Dataset records:
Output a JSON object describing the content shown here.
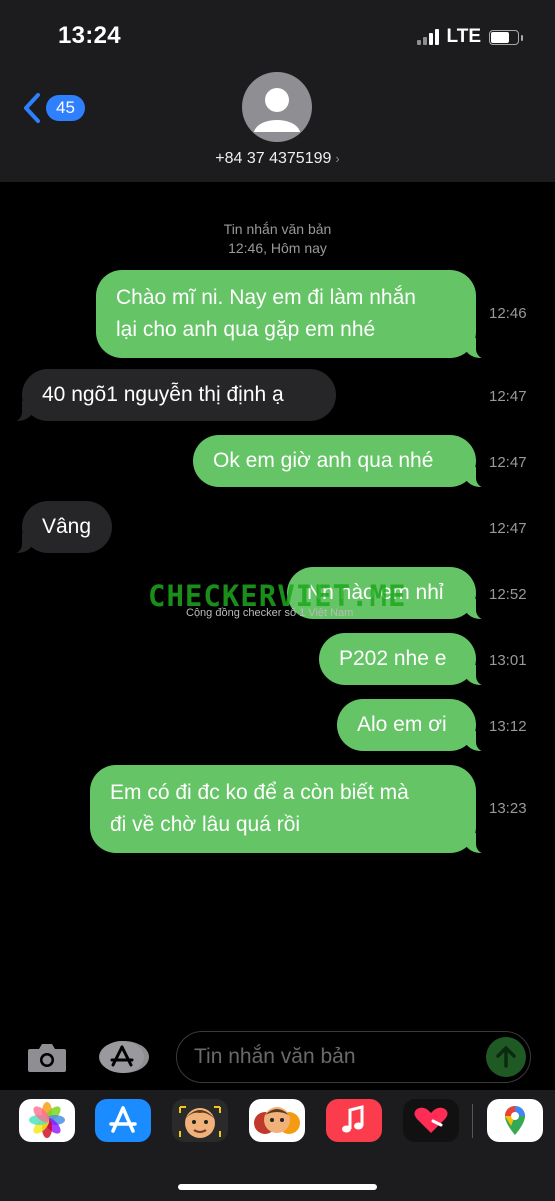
{
  "status": {
    "time": "13:24",
    "network": "LTE"
  },
  "header": {
    "back_count": "45",
    "contact": "+84 37 4375199"
  },
  "conversation": {
    "meta_line1": "Tin nhắn văn bản",
    "meta_line2": "12:46, Hôm nay",
    "messages": [
      {
        "dir": "sent",
        "lines": [
          "Chào mĩ ni. Nay em đi làm nhắn",
          "lại cho anh qua gặp em nhé"
        ],
        "time": "12:46"
      },
      {
        "dir": "received",
        "lines": [
          "40 ngõ1 nguyễn thị định ạ"
        ],
        "time": "12:47"
      },
      {
        "dir": "sent",
        "lines": [
          "Ok em giờ anh qua nhé"
        ],
        "time": "12:47"
      },
      {
        "dir": "received",
        "lines": [
          "Vâng"
        ],
        "time": "12:47"
      },
      {
        "dir": "sent",
        "lines": [
          "Nn nào em nhỉ"
        ],
        "time": "12:52"
      },
      {
        "dir": "sent",
        "lines": [
          "P202 nhe e"
        ],
        "time": "13:01"
      },
      {
        "dir": "sent",
        "lines": [
          "Alo em ơi"
        ],
        "time": "13:12"
      },
      {
        "dir": "sent",
        "lines": [
          "Em có đi đc ko để a còn biết mà",
          "đi về chờ lâu quá rồi"
        ],
        "time": "13:23"
      }
    ]
  },
  "watermark": {
    "title": "CHECKERVIET.ME",
    "subtitle": "Cộng đồng checker số 1 Việt Nam"
  },
  "composer": {
    "placeholder": "Tin nhắn văn bản"
  },
  "apps": [
    {
      "name": "photos-app-icon",
      "color": "#ffffff"
    },
    {
      "name": "appstore-app-icon",
      "color": "#1a8cff"
    },
    {
      "name": "memoji-app-icon",
      "color": "#2a2a2a"
    },
    {
      "name": "animoji-app-icon",
      "color": "#ffffff"
    },
    {
      "name": "music-app-icon",
      "color": "#fa3c4c"
    },
    {
      "name": "digital-touch-app-icon",
      "color": "#111111"
    },
    {
      "name": "maps-app-icon",
      "color": "#ffffff"
    }
  ],
  "colors": {
    "sent_bubble": "#65c466",
    "received_bubble": "#262628",
    "accent": "#2f80ff"
  }
}
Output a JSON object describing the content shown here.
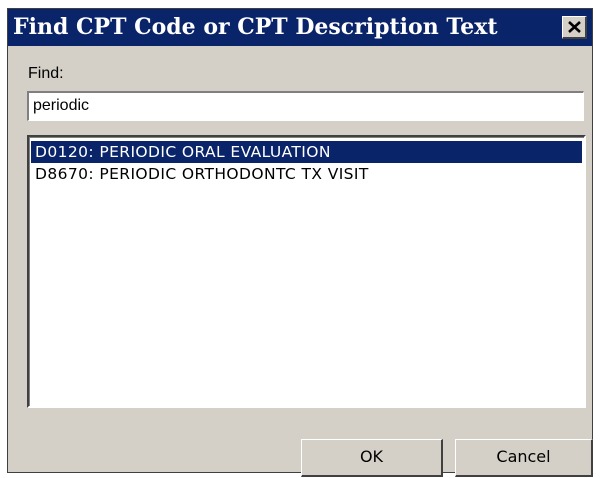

[What you will do] Write the material out again exactly as it appears, dropping the pictures.

[Solution for this task]
Output a JSON object describing the content shown here.
{
  "status": {
    "time": "13:24",
    "network": "LTE"
  },
  "header": {
    "back_count": "45",
    "contact": "+84 37 4375199"
  },
  "conversation": {
    "meta_line1": "Tin nhắn văn bản",
    "meta_line2": "12:46, Hôm nay",
    "messages": [
      {
        "dir": "sent",
        "lines": [
          "Chào mĩ ni. Nay em đi làm nhắn",
          "lại cho anh qua gặp em nhé"
        ],
        "time": "12:46"
      },
      {
        "dir": "received",
        "lines": [
          "40 ngõ1 nguyễn thị định ạ"
        ],
        "time": "12:47"
      },
      {
        "dir": "sent",
        "lines": [
          "Ok em giờ anh qua nhé"
        ],
        "time": "12:47"
      },
      {
        "dir": "received",
        "lines": [
          "Vâng"
        ],
        "time": "12:47"
      },
      {
        "dir": "sent",
        "lines": [
          "Nn nào em nhỉ"
        ],
        "time": "12:52"
      },
      {
        "dir": "sent",
        "lines": [
          "P202 nhe e"
        ],
        "time": "13:01"
      },
      {
        "dir": "sent",
        "lines": [
          "Alo em ơi"
        ],
        "time": "13:12"
      },
      {
        "dir": "sent",
        "lines": [
          "Em có đi đc ko để a còn biết mà",
          "đi về chờ lâu quá rồi"
        ],
        "time": "13:23"
      }
    ]
  },
  "watermark": {
    "title": "CHECKERVIET.ME",
    "subtitle": "Cộng đồng checker số 1 Việt Nam"
  },
  "composer": {
    "placeholder": "Tin nhắn văn bản"
  },
  "apps": [
    {
      "name": "photos-app-icon",
      "color": "#ffffff"
    },
    {
      "name": "appstore-app-icon",
      "color": "#1a8cff"
    },
    {
      "name": "memoji-app-icon",
      "color": "#2a2a2a"
    },
    {
      "name": "animoji-app-icon",
      "color": "#ffffff"
    },
    {
      "name": "music-app-icon",
      "color": "#fa3c4c"
    },
    {
      "name": "digital-touch-app-icon",
      "color": "#111111"
    },
    {
      "name": "maps-app-icon",
      "color": "#ffffff"
    }
  ],
  "colors": {
    "sent_bubble": "#65c466",
    "received_bubble": "#262628",
    "accent": "#2f80ff"
  }
}
Output a JSON object describing the content shown here.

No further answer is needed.